►
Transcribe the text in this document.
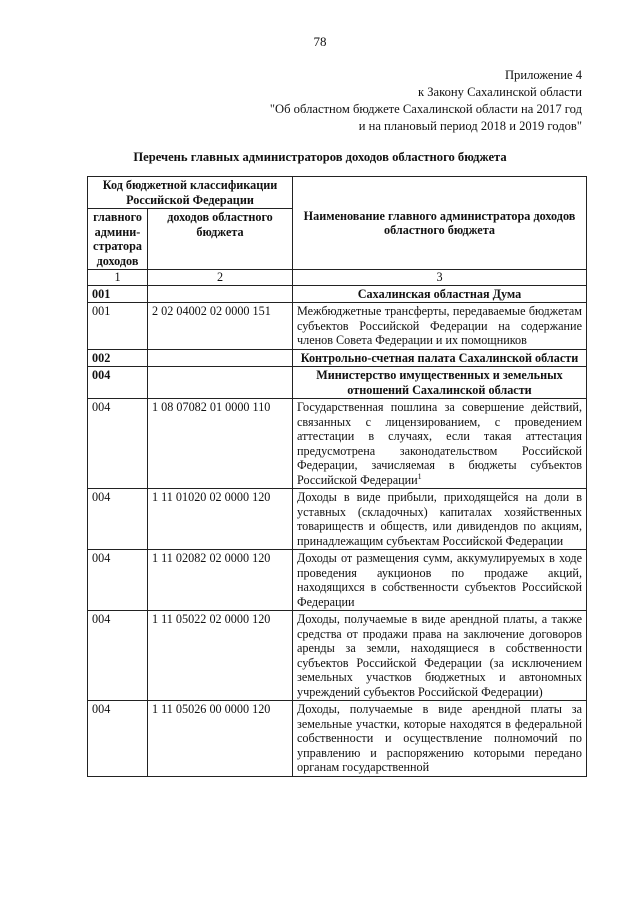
78
Приложение 4
к Закону Сахалинской области
"Об областном бюджете Сахалинской области на 2017 год
и на плановый период 2018 и 2019 годов"
Перечень главных администраторов доходов областного бюджета
Код бюджетной классификации Российской Федерации		Наименование главного администратора доходов областного бюджета
главного админи-стратора доходов	доходов областного бюджета	
1	2	3
001		Сахалинская областная Дума
001	2 02 04002 02 0000 151	Межбюджетные трансферты, передаваемые бюджетам субъектов Российской Федерации на содержание членов Совета Федерации и их помощников
002		Контрольно-счетная палата Сахалинской области
004		Министерство имущественных и земельных отношений Сахалинской области
004	1 08 07082 01 0000 110	Государственная пошлина за совершение действий, связанных с лицензированием, с проведением аттестации в случаях, если такая аттестация предусмотрена законодательством Российской Федерации, зачисляемая в бюджеты субъектов Российской Федерации$^1$
004	1 11 01020 02 0000 120	Доходы в виде прибыли, приходящейся на доли в уставных (складочных) капиталах хозяйственных товариществ и обществ, или дивидендов по акциям, принадлежащим субъектам Российской Федерации
004	1 11 02082 02 0000 120	Доходы от размещения сумм, аккумулируемых в ходе проведения аукционов по продаже акций, находящихся в собственности субъектов Российской Федерации
004	1 11 05022 02 0000 120	Доходы, получаемые в виде арендной платы, а также средства от продажи права на заключение договоров аренды за земли, находящиеся в собственности субъектов Российской Федерации (за исключением земельных участков бюджетных и автономных учреждений субъектов Российской Федерации)
004	1 11 05026 00 0000 120	Доходы, получаемые в виде арендной платы за земельные участки, которые находятся в федеральной собственности и осуществление полномочий по управлению и распоряжению которыми передано органам государственной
◄
*Problem to solve*
Print all entries exactly. The images do not belong in the copy.

*Completed exercise*
Transcribe the text in this document.
78
Приложение 4
к Закону Сахалинской области
"Об областном бюджете Сахалинской области на 2017 год
и на плановый период 2018 и 2019 годов"
Перечень главных администраторов доходов областного бюджета
Код бюджетной классификации Российской Федерации		Наименование главного администратора доходов областного бюджета
главного админи-стратора доходов	доходов областного бюджета	
1	2	3
001		Сахалинская областная Дума
001	2 02 04002 02 0000 151	Межбюджетные трансферты, передаваемые бюджетам субъектов Российской Федерации на содержание членов Совета Федерации и их помощников
002		Контрольно-счетная палата Сахалинской области
004		Министерство имущественных и земельных отношений Сахалинской области
004	1 08 07082 01 0000 110	Государственная пошлина за совершение действий, связанных с лицензированием, с проведением аттестации в случаях, если такая аттестация предусмотрена законодательством Российской Федерации, зачисляемая в бюджеты субъектов Российской Федерации$^1$
004	1 11 01020 02 0000 120	Доходы в виде прибыли, приходящейся на доли в уставных (складочных) капиталах хозяйственных товариществ и обществ, или дивидендов по акциям, принадлежащим субъектам Российской Федерации
004	1 11 02082 02 0000 120	Доходы от размещения сумм, аккумулируемых в ходе проведения аукционов по продаже акций, находящихся в собственности субъектов Российской Федерации
004	1 11 05022 02 0000 120	Доходы, получаемые в виде арендной платы, а также средства от продажи права на заключение договоров аренды за земли, находящиеся в собственности субъектов Российской Федерации (за исключением земельных участков бюджетных и автономных учреждений субъектов Российской Федерации)
004	1 11 05026 00 0000 120	Доходы, получаемые в виде арендной платы за земельные участки, которые находятся в федеральной собственности и осуществление полномочий по управлению и распоряжению которыми передано органам государственной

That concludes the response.